* Task to carry out
Copy each line below exactly and leave the pictures out.

════════════════

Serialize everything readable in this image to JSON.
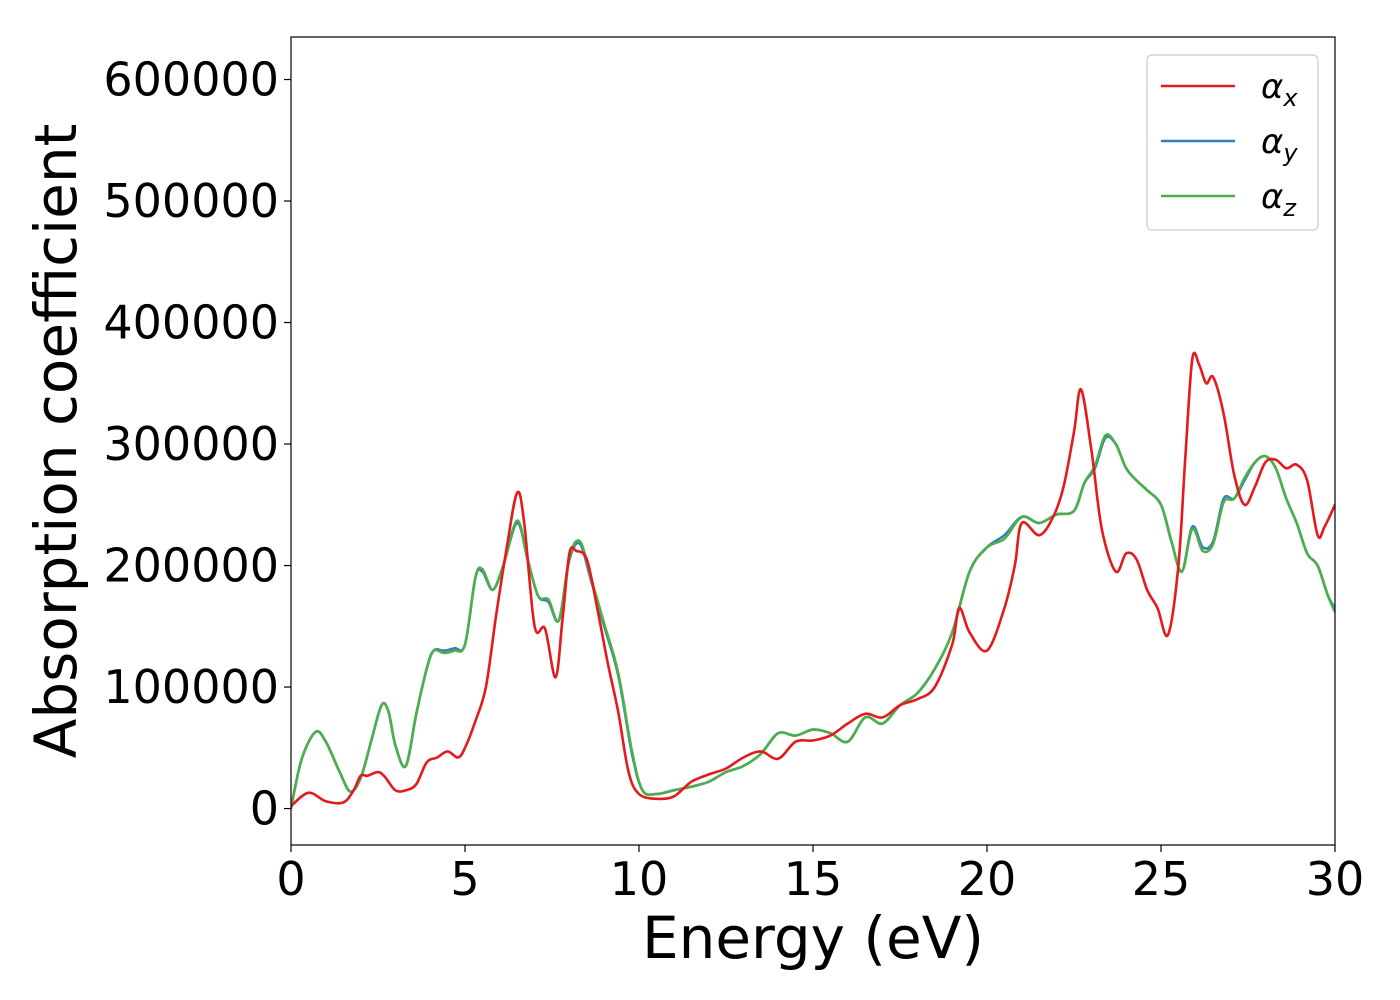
{
  "chart_data": {
    "type": "line",
    "xlabel": "Energy (eV)",
    "ylabel": "Absorption coefficient",
    "xlim": [
      0,
      30
    ],
    "ylim": [
      -30000,
      635000
    ],
    "xticks": [
      0,
      5,
      10,
      15,
      20,
      25,
      30
    ],
    "yticks": [
      0,
      100000,
      200000,
      300000,
      400000,
      500000,
      600000
    ],
    "grid": false,
    "legend_position": "top-right",
    "series": [
      {
        "name": "αx",
        "symbol": "α",
        "subscript": "x",
        "color": "#e41a1c",
        "x": [
          0,
          0.5,
          1.0,
          1.5,
          1.8,
          2.0,
          2.2,
          2.5,
          2.7,
          3.0,
          3.3,
          3.6,
          3.9,
          4.2,
          4.5,
          4.8,
          5.0,
          5.3,
          5.6,
          5.9,
          6.2,
          6.5,
          6.7,
          7.0,
          7.3,
          7.6,
          7.8,
          8.0,
          8.2,
          8.5,
          8.8,
          9.1,
          9.4,
          9.7,
          10.0,
          10.5,
          11.0,
          11.5,
          12.0,
          12.5,
          13.0,
          13.5,
          14.0,
          14.5,
          15.0,
          15.5,
          16.0,
          16.5,
          17.0,
          17.5,
          18.0,
          18.5,
          19.0,
          19.2,
          19.5,
          20.0,
          20.5,
          20.8,
          21.0,
          21.5,
          21.9,
          22.2,
          22.5,
          22.7,
          23.0,
          23.3,
          23.7,
          24.0,
          24.3,
          24.6,
          24.9,
          25.2,
          25.5,
          25.7,
          25.9,
          26.1,
          26.3,
          26.5,
          26.8,
          27.1,
          27.4,
          27.7,
          28.0,
          28.3,
          28.6,
          28.9,
          29.2,
          29.5,
          29.7,
          30.0
        ],
        "y": [
          2000,
          13000,
          6000,
          5000,
          15000,
          27000,
          27000,
          30000,
          26000,
          15000,
          15000,
          20000,
          38000,
          42000,
          47000,
          42000,
          50000,
          72000,
          100000,
          160000,
          215000,
          260000,
          235000,
          150000,
          148000,
          108000,
          155000,
          210000,
          212000,
          205000,
          165000,
          120000,
          80000,
          30000,
          12000,
          8000,
          10000,
          22000,
          28000,
          33000,
          42000,
          47000,
          41000,
          55000,
          56000,
          60000,
          70000,
          78000,
          75000,
          85000,
          90000,
          100000,
          135000,
          165000,
          145000,
          130000,
          165000,
          200000,
          235000,
          225000,
          240000,
          265000,
          310000,
          345000,
          295000,
          230000,
          195000,
          210000,
          205000,
          180000,
          165000,
          143000,
          200000,
          290000,
          370000,
          365000,
          350000,
          355000,
          325000,
          275000,
          250000,
          265000,
          285000,
          287000,
          280000,
          283000,
          270000,
          225000,
          232000,
          250000
        ]
      },
      {
        "name": "αy",
        "symbol": "α",
        "subscript": "y",
        "color": "#377eb8",
        "x": [
          0,
          0.3,
          0.7,
          1.0,
          1.4,
          1.7,
          2.0,
          2.3,
          2.6,
          2.8,
          3.0,
          3.3,
          3.6,
          3.9,
          4.1,
          4.4,
          4.7,
          5.0,
          5.3,
          5.5,
          5.8,
          6.1,
          6.5,
          6.8,
          7.1,
          7.4,
          7.7,
          8.0,
          8.3,
          8.6,
          9.0,
          9.4,
          9.8,
          10.1,
          10.5,
          11.0,
          11.5,
          12.0,
          12.5,
          13.0,
          13.5,
          14.0,
          14.5,
          15.0,
          15.5,
          16.0,
          16.5,
          17.0,
          17.5,
          18.0,
          18.5,
          19.0,
          19.5,
          20.0,
          20.5,
          21.0,
          21.5,
          22.0,
          22.5,
          22.8,
          23.1,
          23.4,
          23.7,
          24.0,
          24.3,
          24.6,
          25.0,
          25.3,
          25.6,
          25.9,
          26.2,
          26.5,
          26.8,
          27.1,
          27.4,
          27.7,
          28.0,
          28.3,
          28.6,
          28.9,
          29.2,
          29.5,
          29.8,
          30.0
        ],
        "y": [
          0,
          40000,
          63000,
          55000,
          30000,
          14000,
          25000,
          55000,
          85000,
          80000,
          52000,
          35000,
          78000,
          115000,
          130000,
          130000,
          132000,
          135000,
          190000,
          195000,
          180000,
          200000,
          235000,
          205000,
          175000,
          170000,
          155000,
          205000,
          218000,
          190000,
          150000,
          110000,
          45000,
          15000,
          12000,
          15000,
          18000,
          22000,
          30000,
          35000,
          45000,
          62000,
          60000,
          65000,
          62000,
          55000,
          75000,
          70000,
          85000,
          95000,
          115000,
          145000,
          195000,
          215000,
          225000,
          240000,
          235000,
          242000,
          245000,
          268000,
          280000,
          305000,
          300000,
          280000,
          270000,
          262000,
          250000,
          220000,
          195000,
          232000,
          215000,
          220000,
          255000,
          255000,
          270000,
          285000,
          290000,
          280000,
          255000,
          235000,
          210000,
          200000,
          175000,
          165000
        ]
      },
      {
        "name": "αz",
        "symbol": "α",
        "subscript": "z",
        "color": "#4daf4a",
        "x": [
          0,
          0.3,
          0.7,
          1.0,
          1.4,
          1.7,
          2.0,
          2.3,
          2.6,
          2.8,
          3.0,
          3.3,
          3.6,
          3.9,
          4.1,
          4.4,
          4.7,
          5.0,
          5.3,
          5.5,
          5.8,
          6.1,
          6.5,
          6.8,
          7.1,
          7.4,
          7.7,
          8.0,
          8.3,
          8.6,
          9.0,
          9.4,
          9.8,
          10.1,
          10.5,
          11.0,
          11.5,
          12.0,
          12.5,
          13.0,
          13.5,
          14.0,
          14.5,
          15.0,
          15.5,
          16.0,
          16.5,
          17.0,
          17.5,
          18.0,
          18.5,
          19.0,
          19.5,
          20.0,
          20.5,
          21.0,
          21.5,
          22.0,
          22.5,
          22.8,
          23.1,
          23.4,
          23.7,
          24.0,
          24.3,
          24.6,
          25.0,
          25.3,
          25.6,
          25.9,
          26.2,
          26.5,
          26.8,
          27.1,
          27.4,
          27.7,
          28.0,
          28.3,
          28.6,
          28.9,
          29.2,
          29.5,
          29.8,
          30.0
        ],
        "y": [
          0,
          40000,
          63000,
          55000,
          30000,
          14000,
          25000,
          55000,
          85000,
          80000,
          52000,
          35000,
          78000,
          115000,
          130000,
          128000,
          130000,
          135000,
          190000,
          197000,
          180000,
          200000,
          237000,
          205000,
          175000,
          172000,
          155000,
          207000,
          220000,
          192000,
          152000,
          112000,
          47000,
          15000,
          12000,
          15000,
          18000,
          22000,
          30000,
          35000,
          45000,
          62000,
          60000,
          65000,
          62000,
          55000,
          75000,
          70000,
          85000,
          95000,
          115000,
          145000,
          195000,
          215000,
          222000,
          240000,
          235000,
          242000,
          245000,
          268000,
          282000,
          307000,
          300000,
          280000,
          270000,
          262000,
          250000,
          220000,
          195000,
          230000,
          212000,
          218000,
          252000,
          255000,
          272000,
          285000,
          290000,
          280000,
          255000,
          235000,
          210000,
          200000,
          175000,
          162000
        ]
      }
    ]
  }
}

════════════════

* Task result
Serialize everything readable in this image to JSON.
{
  "chart_data": {
    "type": "line",
    "xlabel": "Energy (eV)",
    "ylabel": "Absorption coefficient",
    "xlim": [
      0,
      30
    ],
    "ylim": [
      -30000,
      635000
    ],
    "xticks": [
      0,
      5,
      10,
      15,
      20,
      25,
      30
    ],
    "yticks": [
      0,
      100000,
      200000,
      300000,
      400000,
      500000,
      600000
    ],
    "grid": false,
    "legend_position": "top-right",
    "series": [
      {
        "name": "αx",
        "symbol": "α",
        "subscript": "x",
        "color": "#e41a1c",
        "x": [
          0,
          0.5,
          1.0,
          1.5,
          1.8,
          2.0,
          2.2,
          2.5,
          2.7,
          3.0,
          3.3,
          3.6,
          3.9,
          4.2,
          4.5,
          4.8,
          5.0,
          5.3,
          5.6,
          5.9,
          6.2,
          6.5,
          6.7,
          7.0,
          7.3,
          7.6,
          7.8,
          8.0,
          8.2,
          8.5,
          8.8,
          9.1,
          9.4,
          9.7,
          10.0,
          10.5,
          11.0,
          11.5,
          12.0,
          12.5,
          13.0,
          13.5,
          14.0,
          14.5,
          15.0,
          15.5,
          16.0,
          16.5,
          17.0,
          17.5,
          18.0,
          18.5,
          19.0,
          19.2,
          19.5,
          20.0,
          20.5,
          20.8,
          21.0,
          21.5,
          21.9,
          22.2,
          22.5,
          22.7,
          23.0,
          23.3,
          23.7,
          24.0,
          24.3,
          24.6,
          24.9,
          25.2,
          25.5,
          25.7,
          25.9,
          26.1,
          26.3,
          26.5,
          26.8,
          27.1,
          27.4,
          27.7,
          28.0,
          28.3,
          28.6,
          28.9,
          29.2,
          29.5,
          29.7,
          30.0
        ],
        "y": [
          2000,
          13000,
          6000,
          5000,
          15000,
          27000,
          27000,
          30000,
          26000,
          15000,
          15000,
          20000,
          38000,
          42000,
          47000,
          42000,
          50000,
          72000,
          100000,
          160000,
          215000,
          260000,
          235000,
          150000,
          148000,
          108000,
          155000,
          210000,
          212000,
          205000,
          165000,
          120000,
          80000,
          30000,
          12000,
          8000,
          10000,
          22000,
          28000,
          33000,
          42000,
          47000,
          41000,
          55000,
          56000,
          60000,
          70000,
          78000,
          75000,
          85000,
          90000,
          100000,
          135000,
          165000,
          145000,
          130000,
          165000,
          200000,
          235000,
          225000,
          240000,
          265000,
          310000,
          345000,
          295000,
          230000,
          195000,
          210000,
          205000,
          180000,
          165000,
          143000,
          200000,
          290000,
          370000,
          365000,
          350000,
          355000,
          325000,
          275000,
          250000,
          265000,
          285000,
          287000,
          280000,
          283000,
          270000,
          225000,
          232000,
          250000
        ]
      },
      {
        "name": "αy",
        "symbol": "α",
        "subscript": "y",
        "color": "#377eb8",
        "x": [
          0,
          0.3,
          0.7,
          1.0,
          1.4,
          1.7,
          2.0,
          2.3,
          2.6,
          2.8,
          3.0,
          3.3,
          3.6,
          3.9,
          4.1,
          4.4,
          4.7,
          5.0,
          5.3,
          5.5,
          5.8,
          6.1,
          6.5,
          6.8,
          7.1,
          7.4,
          7.7,
          8.0,
          8.3,
          8.6,
          9.0,
          9.4,
          9.8,
          10.1,
          10.5,
          11.0,
          11.5,
          12.0,
          12.5,
          13.0,
          13.5,
          14.0,
          14.5,
          15.0,
          15.5,
          16.0,
          16.5,
          17.0,
          17.5,
          18.0,
          18.5,
          19.0,
          19.5,
          20.0,
          20.5,
          21.0,
          21.5,
          22.0,
          22.5,
          22.8,
          23.1,
          23.4,
          23.7,
          24.0,
          24.3,
          24.6,
          25.0,
          25.3,
          25.6,
          25.9,
          26.2,
          26.5,
          26.8,
          27.1,
          27.4,
          27.7,
          28.0,
          28.3,
          28.6,
          28.9,
          29.2,
          29.5,
          29.8,
          30.0
        ],
        "y": [
          0,
          40000,
          63000,
          55000,
          30000,
          14000,
          25000,
          55000,
          85000,
          80000,
          52000,
          35000,
          78000,
          115000,
          130000,
          130000,
          132000,
          135000,
          190000,
          195000,
          180000,
          200000,
          235000,
          205000,
          175000,
          170000,
          155000,
          205000,
          218000,
          190000,
          150000,
          110000,
          45000,
          15000,
          12000,
          15000,
          18000,
          22000,
          30000,
          35000,
          45000,
          62000,
          60000,
          65000,
          62000,
          55000,
          75000,
          70000,
          85000,
          95000,
          115000,
          145000,
          195000,
          215000,
          225000,
          240000,
          235000,
          242000,
          245000,
          268000,
          280000,
          305000,
          300000,
          280000,
          270000,
          262000,
          250000,
          220000,
          195000,
          232000,
          215000,
          220000,
          255000,
          255000,
          270000,
          285000,
          290000,
          280000,
          255000,
          235000,
          210000,
          200000,
          175000,
          165000
        ]
      },
      {
        "name": "αz",
        "symbol": "α",
        "subscript": "z",
        "color": "#4daf4a",
        "x": [
          0,
          0.3,
          0.7,
          1.0,
          1.4,
          1.7,
          2.0,
          2.3,
          2.6,
          2.8,
          3.0,
          3.3,
          3.6,
          3.9,
          4.1,
          4.4,
          4.7,
          5.0,
          5.3,
          5.5,
          5.8,
          6.1,
          6.5,
          6.8,
          7.1,
          7.4,
          7.7,
          8.0,
          8.3,
          8.6,
          9.0,
          9.4,
          9.8,
          10.1,
          10.5,
          11.0,
          11.5,
          12.0,
          12.5,
          13.0,
          13.5,
          14.0,
          14.5,
          15.0,
          15.5,
          16.0,
          16.5,
          17.0,
          17.5,
          18.0,
          18.5,
          19.0,
          19.5,
          20.0,
          20.5,
          21.0,
          21.5,
          22.0,
          22.5,
          22.8,
          23.1,
          23.4,
          23.7,
          24.0,
          24.3,
          24.6,
          25.0,
          25.3,
          25.6,
          25.9,
          26.2,
          26.5,
          26.8,
          27.1,
          27.4,
          27.7,
          28.0,
          28.3,
          28.6,
          28.9,
          29.2,
          29.5,
          29.8,
          30.0
        ],
        "y": [
          0,
          40000,
          63000,
          55000,
          30000,
          14000,
          25000,
          55000,
          85000,
          80000,
          52000,
          35000,
          78000,
          115000,
          130000,
          128000,
          130000,
          135000,
          190000,
          197000,
          180000,
          200000,
          237000,
          205000,
          175000,
          172000,
          155000,
          207000,
          220000,
          192000,
          152000,
          112000,
          47000,
          15000,
          12000,
          15000,
          18000,
          22000,
          30000,
          35000,
          45000,
          62000,
          60000,
          65000,
          62000,
          55000,
          75000,
          70000,
          85000,
          95000,
          115000,
          145000,
          195000,
          215000,
          222000,
          240000,
          235000,
          242000,
          245000,
          268000,
          282000,
          307000,
          300000,
          280000,
          270000,
          262000,
          250000,
          220000,
          195000,
          230000,
          212000,
          218000,
          252000,
          255000,
          272000,
          285000,
          290000,
          280000,
          255000,
          235000,
          210000,
          200000,
          175000,
          162000
        ]
      }
    ]
  }
}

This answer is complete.